§ **Stated exercise**:
How many of the lines below hold the word "bottom"? Answer only with the number.

§ **Raw data**:
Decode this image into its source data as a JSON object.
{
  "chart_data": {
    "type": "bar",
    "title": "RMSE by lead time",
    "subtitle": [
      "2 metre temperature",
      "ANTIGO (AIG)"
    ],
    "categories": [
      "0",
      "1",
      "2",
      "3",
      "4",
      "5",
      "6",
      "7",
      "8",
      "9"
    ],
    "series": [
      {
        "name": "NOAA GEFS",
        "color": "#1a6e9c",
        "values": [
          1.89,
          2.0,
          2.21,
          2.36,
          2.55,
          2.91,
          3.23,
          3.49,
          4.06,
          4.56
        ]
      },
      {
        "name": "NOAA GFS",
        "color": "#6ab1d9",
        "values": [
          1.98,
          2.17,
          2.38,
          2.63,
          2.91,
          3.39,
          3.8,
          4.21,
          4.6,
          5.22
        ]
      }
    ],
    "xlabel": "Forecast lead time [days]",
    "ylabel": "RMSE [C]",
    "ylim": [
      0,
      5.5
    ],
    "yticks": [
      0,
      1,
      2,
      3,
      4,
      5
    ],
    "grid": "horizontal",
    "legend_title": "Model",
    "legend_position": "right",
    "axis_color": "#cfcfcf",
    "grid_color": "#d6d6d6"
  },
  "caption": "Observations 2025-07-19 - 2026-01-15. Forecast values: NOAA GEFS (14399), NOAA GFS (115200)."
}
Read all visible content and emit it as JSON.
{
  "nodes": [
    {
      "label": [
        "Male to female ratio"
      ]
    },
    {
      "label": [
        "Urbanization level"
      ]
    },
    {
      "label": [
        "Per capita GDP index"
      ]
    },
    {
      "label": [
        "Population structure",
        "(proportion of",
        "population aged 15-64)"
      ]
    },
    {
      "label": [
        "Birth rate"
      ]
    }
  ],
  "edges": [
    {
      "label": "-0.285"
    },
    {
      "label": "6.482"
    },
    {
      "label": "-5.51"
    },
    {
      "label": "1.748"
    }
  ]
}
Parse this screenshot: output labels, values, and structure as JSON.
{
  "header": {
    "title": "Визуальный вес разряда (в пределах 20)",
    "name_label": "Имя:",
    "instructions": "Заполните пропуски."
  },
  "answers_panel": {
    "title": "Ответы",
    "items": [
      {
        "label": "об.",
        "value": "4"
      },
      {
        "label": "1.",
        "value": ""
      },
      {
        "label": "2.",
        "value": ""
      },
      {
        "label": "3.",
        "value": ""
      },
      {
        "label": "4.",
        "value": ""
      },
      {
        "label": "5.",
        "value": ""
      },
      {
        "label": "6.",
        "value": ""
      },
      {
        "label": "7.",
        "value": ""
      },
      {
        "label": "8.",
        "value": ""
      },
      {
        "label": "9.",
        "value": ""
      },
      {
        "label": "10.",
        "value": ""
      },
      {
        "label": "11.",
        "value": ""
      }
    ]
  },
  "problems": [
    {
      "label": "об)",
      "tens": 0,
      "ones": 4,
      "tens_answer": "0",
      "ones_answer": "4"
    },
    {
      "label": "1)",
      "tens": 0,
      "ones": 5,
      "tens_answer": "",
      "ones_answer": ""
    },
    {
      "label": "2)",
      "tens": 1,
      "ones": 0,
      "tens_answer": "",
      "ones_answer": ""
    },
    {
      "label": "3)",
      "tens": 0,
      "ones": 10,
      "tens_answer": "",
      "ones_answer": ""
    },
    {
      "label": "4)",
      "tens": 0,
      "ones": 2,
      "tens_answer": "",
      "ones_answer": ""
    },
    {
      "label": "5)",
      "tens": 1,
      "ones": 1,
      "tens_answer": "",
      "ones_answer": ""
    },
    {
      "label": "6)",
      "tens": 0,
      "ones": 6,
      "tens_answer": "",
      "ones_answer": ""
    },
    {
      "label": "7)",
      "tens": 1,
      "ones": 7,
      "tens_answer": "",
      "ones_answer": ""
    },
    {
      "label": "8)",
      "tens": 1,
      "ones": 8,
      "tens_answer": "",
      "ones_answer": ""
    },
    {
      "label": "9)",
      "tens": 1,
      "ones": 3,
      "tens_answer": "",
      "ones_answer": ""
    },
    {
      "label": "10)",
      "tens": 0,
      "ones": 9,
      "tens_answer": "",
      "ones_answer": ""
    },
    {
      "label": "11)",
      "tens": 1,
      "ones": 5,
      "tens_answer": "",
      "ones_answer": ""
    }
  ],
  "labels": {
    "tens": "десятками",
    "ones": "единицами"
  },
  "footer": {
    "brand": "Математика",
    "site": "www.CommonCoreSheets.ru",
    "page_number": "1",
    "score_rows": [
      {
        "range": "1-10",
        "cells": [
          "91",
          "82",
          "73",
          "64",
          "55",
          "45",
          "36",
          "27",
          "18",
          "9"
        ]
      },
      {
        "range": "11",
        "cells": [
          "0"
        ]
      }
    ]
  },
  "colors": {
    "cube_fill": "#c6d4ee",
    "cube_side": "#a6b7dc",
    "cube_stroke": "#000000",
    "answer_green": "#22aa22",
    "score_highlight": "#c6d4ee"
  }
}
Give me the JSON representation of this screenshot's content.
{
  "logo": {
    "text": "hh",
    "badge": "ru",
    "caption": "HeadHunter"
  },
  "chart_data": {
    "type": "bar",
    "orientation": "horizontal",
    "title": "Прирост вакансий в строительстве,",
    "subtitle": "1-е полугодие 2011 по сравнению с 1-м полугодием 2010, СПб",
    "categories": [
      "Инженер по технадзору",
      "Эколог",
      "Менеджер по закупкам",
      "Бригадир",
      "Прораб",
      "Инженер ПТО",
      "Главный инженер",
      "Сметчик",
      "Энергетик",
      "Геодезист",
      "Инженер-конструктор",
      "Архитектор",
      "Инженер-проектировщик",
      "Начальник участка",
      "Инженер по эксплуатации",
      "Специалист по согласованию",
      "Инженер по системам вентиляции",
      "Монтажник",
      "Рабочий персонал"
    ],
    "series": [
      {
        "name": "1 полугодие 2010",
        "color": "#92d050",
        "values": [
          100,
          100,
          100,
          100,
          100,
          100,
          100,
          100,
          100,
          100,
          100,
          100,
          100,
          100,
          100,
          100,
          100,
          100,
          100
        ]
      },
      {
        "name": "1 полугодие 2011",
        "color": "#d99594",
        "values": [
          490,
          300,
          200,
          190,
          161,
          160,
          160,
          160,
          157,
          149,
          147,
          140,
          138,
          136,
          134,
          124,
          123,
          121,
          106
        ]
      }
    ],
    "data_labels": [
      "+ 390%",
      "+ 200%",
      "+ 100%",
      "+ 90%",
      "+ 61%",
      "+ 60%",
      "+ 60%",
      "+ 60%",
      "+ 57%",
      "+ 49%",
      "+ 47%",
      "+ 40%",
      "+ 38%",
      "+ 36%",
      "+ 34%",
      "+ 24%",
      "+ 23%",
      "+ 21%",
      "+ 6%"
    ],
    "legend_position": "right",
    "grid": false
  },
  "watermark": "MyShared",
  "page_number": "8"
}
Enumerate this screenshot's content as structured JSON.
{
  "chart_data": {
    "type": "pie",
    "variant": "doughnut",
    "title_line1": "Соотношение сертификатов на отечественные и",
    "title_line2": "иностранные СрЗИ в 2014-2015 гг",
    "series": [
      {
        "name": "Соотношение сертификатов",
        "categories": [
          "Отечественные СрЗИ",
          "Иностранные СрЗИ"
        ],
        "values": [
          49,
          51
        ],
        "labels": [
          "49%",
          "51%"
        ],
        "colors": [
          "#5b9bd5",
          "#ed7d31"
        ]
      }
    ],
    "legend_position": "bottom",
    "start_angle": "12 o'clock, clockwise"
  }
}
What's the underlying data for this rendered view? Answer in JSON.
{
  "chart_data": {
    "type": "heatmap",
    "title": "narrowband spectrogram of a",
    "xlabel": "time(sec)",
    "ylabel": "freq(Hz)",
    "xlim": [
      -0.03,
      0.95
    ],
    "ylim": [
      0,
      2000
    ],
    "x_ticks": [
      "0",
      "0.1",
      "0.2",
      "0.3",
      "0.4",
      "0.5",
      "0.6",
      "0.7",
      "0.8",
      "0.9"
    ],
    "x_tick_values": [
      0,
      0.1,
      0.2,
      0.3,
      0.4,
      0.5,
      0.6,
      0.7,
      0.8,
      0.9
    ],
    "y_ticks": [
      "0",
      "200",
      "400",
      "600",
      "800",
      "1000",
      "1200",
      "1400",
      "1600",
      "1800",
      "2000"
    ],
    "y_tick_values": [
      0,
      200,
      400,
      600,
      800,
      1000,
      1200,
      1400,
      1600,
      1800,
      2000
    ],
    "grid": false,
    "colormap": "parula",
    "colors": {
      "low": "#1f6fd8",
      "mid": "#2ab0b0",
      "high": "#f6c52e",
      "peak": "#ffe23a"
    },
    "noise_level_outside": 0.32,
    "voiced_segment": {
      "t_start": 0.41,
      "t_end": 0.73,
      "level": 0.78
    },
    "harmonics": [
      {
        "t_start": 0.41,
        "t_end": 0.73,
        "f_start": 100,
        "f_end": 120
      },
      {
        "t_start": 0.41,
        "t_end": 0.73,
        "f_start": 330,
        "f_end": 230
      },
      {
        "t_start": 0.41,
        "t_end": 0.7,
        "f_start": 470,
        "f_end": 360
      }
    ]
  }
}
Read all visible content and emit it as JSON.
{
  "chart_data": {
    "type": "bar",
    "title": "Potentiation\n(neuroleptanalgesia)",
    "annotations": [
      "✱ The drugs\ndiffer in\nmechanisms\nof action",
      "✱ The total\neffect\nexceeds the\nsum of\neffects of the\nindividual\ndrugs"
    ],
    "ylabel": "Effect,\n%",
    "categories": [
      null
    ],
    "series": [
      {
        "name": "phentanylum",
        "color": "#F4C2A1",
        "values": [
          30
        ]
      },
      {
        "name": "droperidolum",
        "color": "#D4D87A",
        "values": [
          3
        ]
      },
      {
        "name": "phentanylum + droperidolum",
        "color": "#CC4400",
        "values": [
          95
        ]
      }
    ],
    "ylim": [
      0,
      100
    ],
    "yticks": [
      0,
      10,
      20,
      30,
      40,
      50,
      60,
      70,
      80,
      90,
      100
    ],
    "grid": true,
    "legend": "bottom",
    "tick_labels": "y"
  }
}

§ **Solution to the exercise**:
2